• **JOB**
Edit the items below from their start down through the line containing "staticText: 账号：123 <box>68 71 136 91</box>", replacing "screenshot" with "screen capture" and leaving everything else unchanged. Return only those lines.

Layout annotation data

-- -- --

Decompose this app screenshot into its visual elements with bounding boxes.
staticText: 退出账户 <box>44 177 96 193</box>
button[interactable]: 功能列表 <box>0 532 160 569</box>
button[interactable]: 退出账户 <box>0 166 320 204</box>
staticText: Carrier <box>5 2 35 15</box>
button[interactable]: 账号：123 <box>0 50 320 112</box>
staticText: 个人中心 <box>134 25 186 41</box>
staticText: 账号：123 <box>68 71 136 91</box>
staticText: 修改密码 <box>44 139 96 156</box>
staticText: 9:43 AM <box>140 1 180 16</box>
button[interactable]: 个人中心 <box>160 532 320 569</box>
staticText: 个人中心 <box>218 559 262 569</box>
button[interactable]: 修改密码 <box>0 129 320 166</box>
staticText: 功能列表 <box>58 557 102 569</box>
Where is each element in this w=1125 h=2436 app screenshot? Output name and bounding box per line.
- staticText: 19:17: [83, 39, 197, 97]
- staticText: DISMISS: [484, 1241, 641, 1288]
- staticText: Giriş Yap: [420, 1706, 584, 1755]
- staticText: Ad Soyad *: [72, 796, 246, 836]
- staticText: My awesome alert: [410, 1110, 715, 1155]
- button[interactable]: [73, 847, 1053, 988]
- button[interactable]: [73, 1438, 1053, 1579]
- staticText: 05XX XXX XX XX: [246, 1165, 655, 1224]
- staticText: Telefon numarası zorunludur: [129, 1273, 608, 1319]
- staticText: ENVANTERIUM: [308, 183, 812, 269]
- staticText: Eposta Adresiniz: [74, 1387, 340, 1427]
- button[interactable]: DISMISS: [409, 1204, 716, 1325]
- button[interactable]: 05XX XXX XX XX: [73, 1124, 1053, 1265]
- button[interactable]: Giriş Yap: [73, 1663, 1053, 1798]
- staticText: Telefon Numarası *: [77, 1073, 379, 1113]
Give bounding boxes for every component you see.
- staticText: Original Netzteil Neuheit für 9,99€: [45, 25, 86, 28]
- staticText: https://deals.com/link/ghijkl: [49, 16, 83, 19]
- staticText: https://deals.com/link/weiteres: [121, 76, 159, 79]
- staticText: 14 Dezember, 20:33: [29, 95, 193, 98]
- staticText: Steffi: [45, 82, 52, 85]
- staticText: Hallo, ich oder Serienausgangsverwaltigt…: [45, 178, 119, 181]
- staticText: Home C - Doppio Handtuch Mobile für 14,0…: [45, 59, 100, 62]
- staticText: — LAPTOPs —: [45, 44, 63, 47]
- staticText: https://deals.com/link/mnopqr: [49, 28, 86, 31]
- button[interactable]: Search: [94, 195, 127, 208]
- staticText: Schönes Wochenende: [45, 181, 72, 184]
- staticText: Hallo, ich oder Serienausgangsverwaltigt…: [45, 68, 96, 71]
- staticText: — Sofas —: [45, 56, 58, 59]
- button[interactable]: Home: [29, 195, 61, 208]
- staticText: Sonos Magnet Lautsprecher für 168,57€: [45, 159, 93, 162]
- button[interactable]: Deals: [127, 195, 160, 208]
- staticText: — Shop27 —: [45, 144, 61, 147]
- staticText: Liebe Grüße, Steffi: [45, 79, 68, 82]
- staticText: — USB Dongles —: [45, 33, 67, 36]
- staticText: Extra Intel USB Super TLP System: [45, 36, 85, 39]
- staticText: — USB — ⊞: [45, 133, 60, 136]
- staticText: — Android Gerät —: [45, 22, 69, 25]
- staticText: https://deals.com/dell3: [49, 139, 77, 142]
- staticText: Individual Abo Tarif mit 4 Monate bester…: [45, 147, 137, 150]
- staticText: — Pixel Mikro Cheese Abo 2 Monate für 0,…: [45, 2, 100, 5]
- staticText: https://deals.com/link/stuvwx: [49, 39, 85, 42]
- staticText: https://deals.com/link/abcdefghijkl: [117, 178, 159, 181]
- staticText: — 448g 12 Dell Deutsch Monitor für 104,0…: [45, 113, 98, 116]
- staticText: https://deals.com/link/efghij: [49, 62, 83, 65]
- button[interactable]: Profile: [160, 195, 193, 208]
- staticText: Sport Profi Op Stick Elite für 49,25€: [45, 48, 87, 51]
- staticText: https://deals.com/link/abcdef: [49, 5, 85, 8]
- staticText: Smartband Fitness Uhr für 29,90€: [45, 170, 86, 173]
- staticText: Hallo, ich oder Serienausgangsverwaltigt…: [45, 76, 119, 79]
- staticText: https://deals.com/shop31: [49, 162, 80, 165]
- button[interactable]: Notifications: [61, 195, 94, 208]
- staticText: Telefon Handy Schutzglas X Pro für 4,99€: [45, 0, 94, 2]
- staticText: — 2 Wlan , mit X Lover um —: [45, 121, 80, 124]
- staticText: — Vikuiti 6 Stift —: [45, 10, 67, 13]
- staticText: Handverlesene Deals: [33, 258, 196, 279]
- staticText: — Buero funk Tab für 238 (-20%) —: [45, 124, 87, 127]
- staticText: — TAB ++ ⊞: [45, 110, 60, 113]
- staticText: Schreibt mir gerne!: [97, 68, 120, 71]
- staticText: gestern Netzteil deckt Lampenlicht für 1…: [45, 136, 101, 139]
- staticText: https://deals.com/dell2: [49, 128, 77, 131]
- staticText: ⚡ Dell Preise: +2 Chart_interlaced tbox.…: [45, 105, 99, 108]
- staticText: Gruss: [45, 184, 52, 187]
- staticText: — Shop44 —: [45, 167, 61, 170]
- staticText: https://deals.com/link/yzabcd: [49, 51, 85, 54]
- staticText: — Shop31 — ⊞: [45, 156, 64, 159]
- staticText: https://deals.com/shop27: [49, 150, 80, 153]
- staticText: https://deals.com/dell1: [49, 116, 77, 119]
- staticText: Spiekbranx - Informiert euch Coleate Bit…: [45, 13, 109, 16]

-- -- --

• **EXPECTED ANSWER**
Decompose this app screen capture into its visual elements with bounding boxes.
staticText: 退出账户 <box>44 177 96 193</box>
button[interactable]: 功能列表 <box>0 532 160 569</box>
button[interactable]: 退出账户 <box>0 166 320 204</box>
staticText: Carrier <box>5 2 35 15</box>
button[interactable]: 账号：123 <box>0 50 320 112</box>
staticText: 个人中心 <box>134 25 186 41</box>
staticText: 账号：123 <box>68 71 136 91</box>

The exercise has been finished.